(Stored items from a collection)
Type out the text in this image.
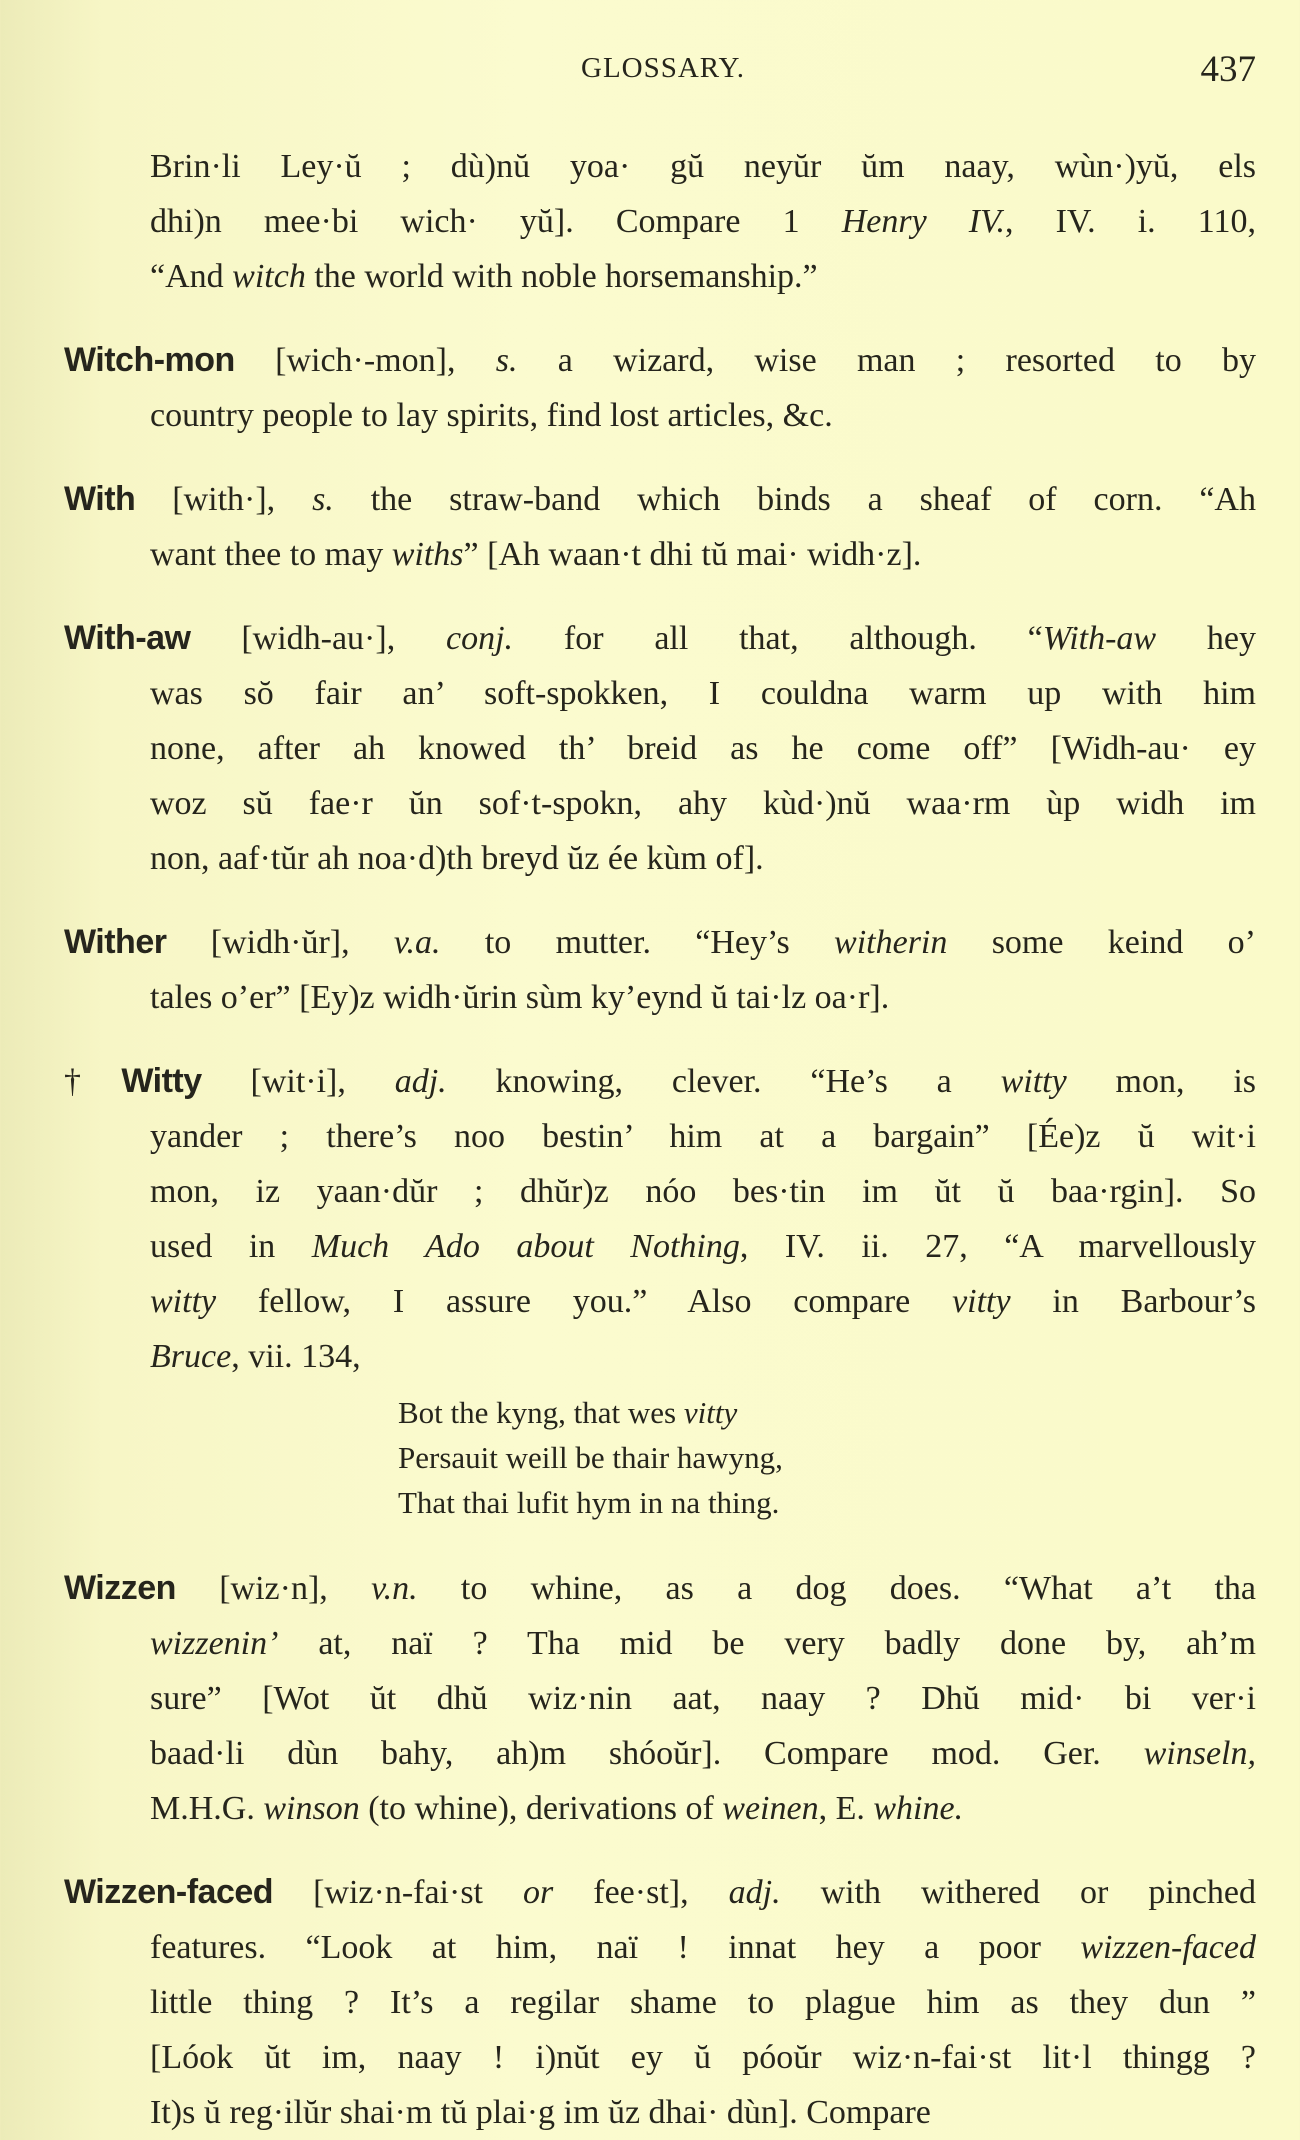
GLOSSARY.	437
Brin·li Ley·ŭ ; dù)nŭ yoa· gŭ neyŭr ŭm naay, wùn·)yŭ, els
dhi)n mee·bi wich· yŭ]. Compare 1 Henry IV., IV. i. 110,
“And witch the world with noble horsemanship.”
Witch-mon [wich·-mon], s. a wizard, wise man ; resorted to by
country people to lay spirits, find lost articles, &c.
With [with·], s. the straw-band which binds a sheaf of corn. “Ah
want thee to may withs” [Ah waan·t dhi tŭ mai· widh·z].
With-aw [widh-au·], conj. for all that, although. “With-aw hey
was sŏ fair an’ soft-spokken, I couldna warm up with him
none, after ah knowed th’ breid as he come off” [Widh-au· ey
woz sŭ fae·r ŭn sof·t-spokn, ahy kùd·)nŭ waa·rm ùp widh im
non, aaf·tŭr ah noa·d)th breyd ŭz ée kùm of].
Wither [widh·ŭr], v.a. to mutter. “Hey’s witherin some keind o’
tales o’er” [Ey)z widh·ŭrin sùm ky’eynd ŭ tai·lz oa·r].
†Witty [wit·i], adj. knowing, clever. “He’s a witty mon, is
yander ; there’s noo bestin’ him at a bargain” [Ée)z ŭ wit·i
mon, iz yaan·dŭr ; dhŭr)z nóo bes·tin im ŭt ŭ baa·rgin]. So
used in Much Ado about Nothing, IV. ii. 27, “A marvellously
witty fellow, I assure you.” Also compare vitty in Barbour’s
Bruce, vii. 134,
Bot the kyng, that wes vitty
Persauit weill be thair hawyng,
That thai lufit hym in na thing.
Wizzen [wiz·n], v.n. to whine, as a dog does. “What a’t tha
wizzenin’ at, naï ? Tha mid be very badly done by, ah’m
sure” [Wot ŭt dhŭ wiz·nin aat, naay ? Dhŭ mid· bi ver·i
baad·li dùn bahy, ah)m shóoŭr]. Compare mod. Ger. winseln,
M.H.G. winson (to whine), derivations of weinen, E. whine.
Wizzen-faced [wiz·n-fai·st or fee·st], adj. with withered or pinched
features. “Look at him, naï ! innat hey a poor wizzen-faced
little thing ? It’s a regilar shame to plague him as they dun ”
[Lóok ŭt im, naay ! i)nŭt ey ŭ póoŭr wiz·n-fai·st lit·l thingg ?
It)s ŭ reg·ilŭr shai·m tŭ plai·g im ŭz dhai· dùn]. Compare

WHAT IS ASKED:
Count up every line above that has the word "witty" in it; answer with the number alone.

EXERCISE OUTPUT:
2